Records about charts and figures
■ ■ ■ ■ ■

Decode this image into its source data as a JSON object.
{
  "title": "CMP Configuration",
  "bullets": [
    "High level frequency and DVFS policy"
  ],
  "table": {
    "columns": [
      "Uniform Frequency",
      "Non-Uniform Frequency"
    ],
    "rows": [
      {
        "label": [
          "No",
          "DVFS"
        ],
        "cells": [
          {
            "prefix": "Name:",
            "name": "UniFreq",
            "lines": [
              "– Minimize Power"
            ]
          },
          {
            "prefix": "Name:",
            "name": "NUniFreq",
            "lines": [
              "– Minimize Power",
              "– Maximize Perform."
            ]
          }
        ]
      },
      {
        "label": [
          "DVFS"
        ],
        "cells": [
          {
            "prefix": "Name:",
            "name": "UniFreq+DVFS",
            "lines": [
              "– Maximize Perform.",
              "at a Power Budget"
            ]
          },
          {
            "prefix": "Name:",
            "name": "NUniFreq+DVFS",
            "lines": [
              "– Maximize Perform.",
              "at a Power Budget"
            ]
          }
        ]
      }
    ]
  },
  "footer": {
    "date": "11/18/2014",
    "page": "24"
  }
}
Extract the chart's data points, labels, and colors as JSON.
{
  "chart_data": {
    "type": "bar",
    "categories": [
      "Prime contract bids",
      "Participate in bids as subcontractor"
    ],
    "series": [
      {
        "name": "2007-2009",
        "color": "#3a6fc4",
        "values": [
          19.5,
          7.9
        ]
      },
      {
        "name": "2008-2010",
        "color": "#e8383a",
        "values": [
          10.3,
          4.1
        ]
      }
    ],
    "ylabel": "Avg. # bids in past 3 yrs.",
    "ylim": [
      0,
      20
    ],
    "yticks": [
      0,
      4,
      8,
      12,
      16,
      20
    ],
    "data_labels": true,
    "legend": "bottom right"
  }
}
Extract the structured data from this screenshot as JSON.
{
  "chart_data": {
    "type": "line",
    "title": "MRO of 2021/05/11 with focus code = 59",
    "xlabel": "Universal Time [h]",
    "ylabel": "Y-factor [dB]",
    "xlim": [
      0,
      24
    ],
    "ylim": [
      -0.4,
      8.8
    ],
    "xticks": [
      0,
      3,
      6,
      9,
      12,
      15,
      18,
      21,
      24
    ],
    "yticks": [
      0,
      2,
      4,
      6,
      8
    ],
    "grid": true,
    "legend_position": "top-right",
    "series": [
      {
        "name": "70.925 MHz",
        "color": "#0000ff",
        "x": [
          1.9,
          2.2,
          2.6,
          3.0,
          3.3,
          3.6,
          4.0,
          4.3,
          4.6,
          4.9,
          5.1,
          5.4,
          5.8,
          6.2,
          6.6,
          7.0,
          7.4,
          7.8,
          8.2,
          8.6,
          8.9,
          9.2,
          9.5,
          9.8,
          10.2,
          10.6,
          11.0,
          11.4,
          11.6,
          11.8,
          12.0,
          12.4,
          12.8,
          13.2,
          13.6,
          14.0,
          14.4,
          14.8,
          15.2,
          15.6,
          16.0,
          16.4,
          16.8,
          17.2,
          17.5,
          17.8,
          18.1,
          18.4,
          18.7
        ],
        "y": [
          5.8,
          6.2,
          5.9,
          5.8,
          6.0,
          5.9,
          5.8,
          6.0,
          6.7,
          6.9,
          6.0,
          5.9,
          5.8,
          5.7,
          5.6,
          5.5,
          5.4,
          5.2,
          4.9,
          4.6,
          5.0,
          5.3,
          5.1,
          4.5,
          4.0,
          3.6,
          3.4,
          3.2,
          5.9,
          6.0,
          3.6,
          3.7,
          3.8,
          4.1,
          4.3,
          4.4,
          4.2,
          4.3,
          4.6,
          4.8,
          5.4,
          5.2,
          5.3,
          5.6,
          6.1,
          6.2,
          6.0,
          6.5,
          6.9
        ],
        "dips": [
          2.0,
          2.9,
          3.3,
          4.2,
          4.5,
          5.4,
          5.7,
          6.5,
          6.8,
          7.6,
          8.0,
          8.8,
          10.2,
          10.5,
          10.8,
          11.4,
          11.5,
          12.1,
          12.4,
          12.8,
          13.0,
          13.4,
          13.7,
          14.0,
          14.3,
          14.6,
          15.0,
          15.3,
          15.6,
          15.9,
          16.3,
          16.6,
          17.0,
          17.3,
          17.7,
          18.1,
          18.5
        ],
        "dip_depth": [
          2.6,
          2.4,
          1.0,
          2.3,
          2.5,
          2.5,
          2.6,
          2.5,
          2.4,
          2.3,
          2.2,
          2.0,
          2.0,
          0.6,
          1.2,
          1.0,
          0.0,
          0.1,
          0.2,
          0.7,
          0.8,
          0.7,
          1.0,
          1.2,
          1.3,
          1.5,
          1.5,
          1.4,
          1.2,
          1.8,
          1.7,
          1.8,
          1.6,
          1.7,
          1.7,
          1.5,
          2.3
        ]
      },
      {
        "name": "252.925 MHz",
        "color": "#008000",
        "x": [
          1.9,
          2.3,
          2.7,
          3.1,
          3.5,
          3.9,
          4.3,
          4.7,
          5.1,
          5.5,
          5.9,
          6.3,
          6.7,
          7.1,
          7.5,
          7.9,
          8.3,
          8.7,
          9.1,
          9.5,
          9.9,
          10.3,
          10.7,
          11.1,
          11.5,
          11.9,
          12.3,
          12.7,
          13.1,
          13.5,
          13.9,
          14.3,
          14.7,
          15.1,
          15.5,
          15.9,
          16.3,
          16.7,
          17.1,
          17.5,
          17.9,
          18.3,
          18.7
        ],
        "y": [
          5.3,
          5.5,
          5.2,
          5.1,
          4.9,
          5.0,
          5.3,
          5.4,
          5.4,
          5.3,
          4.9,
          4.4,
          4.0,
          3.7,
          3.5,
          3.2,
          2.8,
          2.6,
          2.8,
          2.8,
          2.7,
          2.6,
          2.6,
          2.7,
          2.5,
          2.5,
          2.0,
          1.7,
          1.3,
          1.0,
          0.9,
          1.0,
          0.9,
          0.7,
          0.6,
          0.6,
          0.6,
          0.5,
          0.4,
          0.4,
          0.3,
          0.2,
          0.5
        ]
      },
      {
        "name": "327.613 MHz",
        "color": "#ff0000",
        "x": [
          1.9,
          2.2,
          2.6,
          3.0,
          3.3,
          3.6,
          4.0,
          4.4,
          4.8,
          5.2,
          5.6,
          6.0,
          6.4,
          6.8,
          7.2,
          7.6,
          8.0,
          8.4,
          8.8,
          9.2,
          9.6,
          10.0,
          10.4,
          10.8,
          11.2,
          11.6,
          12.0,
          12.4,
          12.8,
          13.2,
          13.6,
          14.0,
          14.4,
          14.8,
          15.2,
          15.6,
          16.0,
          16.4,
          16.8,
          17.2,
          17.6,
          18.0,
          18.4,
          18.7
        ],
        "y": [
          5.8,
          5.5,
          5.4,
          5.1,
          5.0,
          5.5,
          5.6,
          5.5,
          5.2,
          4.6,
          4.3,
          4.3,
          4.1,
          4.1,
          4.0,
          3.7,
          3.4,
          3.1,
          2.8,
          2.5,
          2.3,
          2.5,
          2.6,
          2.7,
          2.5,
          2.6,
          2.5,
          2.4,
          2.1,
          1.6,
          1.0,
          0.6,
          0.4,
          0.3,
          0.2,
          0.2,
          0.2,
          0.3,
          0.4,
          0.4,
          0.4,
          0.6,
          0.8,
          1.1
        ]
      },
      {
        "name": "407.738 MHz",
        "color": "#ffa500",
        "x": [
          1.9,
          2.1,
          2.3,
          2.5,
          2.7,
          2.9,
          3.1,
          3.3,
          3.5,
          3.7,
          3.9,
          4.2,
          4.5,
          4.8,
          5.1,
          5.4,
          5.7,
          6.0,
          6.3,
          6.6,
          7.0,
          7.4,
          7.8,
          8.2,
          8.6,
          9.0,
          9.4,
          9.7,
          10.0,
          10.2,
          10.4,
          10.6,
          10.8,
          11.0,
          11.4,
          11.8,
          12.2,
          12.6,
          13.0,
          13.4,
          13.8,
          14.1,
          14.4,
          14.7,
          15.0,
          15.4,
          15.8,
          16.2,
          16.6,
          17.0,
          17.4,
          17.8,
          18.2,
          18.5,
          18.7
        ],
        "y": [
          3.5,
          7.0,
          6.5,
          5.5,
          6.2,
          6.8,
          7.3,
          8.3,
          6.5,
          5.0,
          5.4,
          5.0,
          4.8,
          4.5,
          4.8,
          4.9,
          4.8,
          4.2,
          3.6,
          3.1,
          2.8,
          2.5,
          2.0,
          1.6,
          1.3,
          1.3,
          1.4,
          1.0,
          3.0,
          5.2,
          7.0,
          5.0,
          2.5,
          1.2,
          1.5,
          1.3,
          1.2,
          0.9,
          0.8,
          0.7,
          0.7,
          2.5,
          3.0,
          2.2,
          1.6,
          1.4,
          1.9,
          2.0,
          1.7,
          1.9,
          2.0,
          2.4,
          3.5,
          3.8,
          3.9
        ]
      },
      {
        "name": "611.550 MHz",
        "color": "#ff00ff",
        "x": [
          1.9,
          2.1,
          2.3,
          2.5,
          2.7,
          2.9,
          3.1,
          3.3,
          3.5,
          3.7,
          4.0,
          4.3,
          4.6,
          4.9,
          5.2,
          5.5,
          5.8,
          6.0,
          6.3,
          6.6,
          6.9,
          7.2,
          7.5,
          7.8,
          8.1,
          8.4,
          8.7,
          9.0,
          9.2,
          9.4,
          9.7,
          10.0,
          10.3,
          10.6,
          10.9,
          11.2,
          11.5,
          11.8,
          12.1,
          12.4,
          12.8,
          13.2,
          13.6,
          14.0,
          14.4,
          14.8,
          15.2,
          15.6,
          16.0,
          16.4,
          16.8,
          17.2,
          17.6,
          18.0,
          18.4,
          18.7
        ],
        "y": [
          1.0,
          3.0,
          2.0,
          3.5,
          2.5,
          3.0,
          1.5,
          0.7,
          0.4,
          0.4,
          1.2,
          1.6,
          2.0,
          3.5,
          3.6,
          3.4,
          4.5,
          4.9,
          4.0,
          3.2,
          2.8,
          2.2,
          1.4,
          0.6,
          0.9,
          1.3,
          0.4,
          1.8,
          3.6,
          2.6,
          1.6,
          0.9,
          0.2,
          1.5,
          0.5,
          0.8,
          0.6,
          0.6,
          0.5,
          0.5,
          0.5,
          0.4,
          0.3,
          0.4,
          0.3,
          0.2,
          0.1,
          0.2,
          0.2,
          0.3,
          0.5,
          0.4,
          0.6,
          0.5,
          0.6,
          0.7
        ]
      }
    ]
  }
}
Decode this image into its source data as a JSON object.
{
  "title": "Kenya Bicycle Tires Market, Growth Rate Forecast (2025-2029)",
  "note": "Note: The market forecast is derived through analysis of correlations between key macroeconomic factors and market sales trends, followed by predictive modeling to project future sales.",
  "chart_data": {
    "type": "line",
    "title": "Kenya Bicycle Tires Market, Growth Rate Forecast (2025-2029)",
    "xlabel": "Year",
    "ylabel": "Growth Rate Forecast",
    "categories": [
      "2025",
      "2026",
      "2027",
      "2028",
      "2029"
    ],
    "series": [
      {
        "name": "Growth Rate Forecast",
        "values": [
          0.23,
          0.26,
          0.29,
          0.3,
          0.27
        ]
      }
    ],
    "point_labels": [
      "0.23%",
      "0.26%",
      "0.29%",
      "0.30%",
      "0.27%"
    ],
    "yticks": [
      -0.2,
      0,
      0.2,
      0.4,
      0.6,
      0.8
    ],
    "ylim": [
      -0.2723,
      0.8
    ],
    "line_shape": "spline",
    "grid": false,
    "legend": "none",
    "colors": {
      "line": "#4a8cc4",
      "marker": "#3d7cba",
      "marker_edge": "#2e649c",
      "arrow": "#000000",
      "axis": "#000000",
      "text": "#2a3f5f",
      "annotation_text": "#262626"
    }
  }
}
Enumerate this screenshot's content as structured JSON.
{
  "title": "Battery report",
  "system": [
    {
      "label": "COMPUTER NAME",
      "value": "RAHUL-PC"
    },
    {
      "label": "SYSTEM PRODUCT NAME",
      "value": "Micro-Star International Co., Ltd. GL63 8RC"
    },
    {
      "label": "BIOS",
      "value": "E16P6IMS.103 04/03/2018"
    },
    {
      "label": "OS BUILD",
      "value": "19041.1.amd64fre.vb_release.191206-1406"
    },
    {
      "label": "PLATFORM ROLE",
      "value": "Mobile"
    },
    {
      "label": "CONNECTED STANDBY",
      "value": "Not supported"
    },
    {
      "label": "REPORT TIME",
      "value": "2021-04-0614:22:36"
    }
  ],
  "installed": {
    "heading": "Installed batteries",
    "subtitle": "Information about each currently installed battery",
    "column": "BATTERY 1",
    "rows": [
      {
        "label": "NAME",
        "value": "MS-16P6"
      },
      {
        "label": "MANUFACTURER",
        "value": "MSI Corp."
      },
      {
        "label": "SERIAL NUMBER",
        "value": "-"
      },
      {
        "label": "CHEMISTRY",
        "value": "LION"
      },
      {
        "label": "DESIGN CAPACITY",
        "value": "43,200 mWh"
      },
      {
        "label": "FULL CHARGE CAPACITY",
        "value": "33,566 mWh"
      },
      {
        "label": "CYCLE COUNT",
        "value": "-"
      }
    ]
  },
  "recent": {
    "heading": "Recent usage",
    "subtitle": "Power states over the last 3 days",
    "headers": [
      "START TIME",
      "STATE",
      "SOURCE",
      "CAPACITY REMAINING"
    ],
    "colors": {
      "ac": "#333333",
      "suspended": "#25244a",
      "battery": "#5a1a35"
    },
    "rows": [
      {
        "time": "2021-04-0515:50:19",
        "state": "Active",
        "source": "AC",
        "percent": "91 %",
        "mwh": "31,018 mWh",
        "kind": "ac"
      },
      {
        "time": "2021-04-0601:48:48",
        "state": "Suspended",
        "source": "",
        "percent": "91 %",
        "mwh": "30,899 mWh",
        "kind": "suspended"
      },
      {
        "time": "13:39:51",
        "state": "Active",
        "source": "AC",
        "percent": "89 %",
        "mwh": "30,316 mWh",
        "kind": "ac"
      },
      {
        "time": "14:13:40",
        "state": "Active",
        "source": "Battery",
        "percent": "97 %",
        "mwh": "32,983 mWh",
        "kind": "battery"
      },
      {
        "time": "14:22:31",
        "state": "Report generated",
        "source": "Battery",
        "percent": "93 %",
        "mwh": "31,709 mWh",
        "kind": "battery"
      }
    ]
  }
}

■ ■ ■ ■ ■

__Task details__: Examine the records and pull out every line where the string "Bicycle" occurs.

__The solution__:
  "title": "Kenya Bicycle Tires Market, Growth Rate Forecast (2025-2029)",
    "title": "Kenya Bicycle Tires Market, Growth Rate Forecast (2025-2029)",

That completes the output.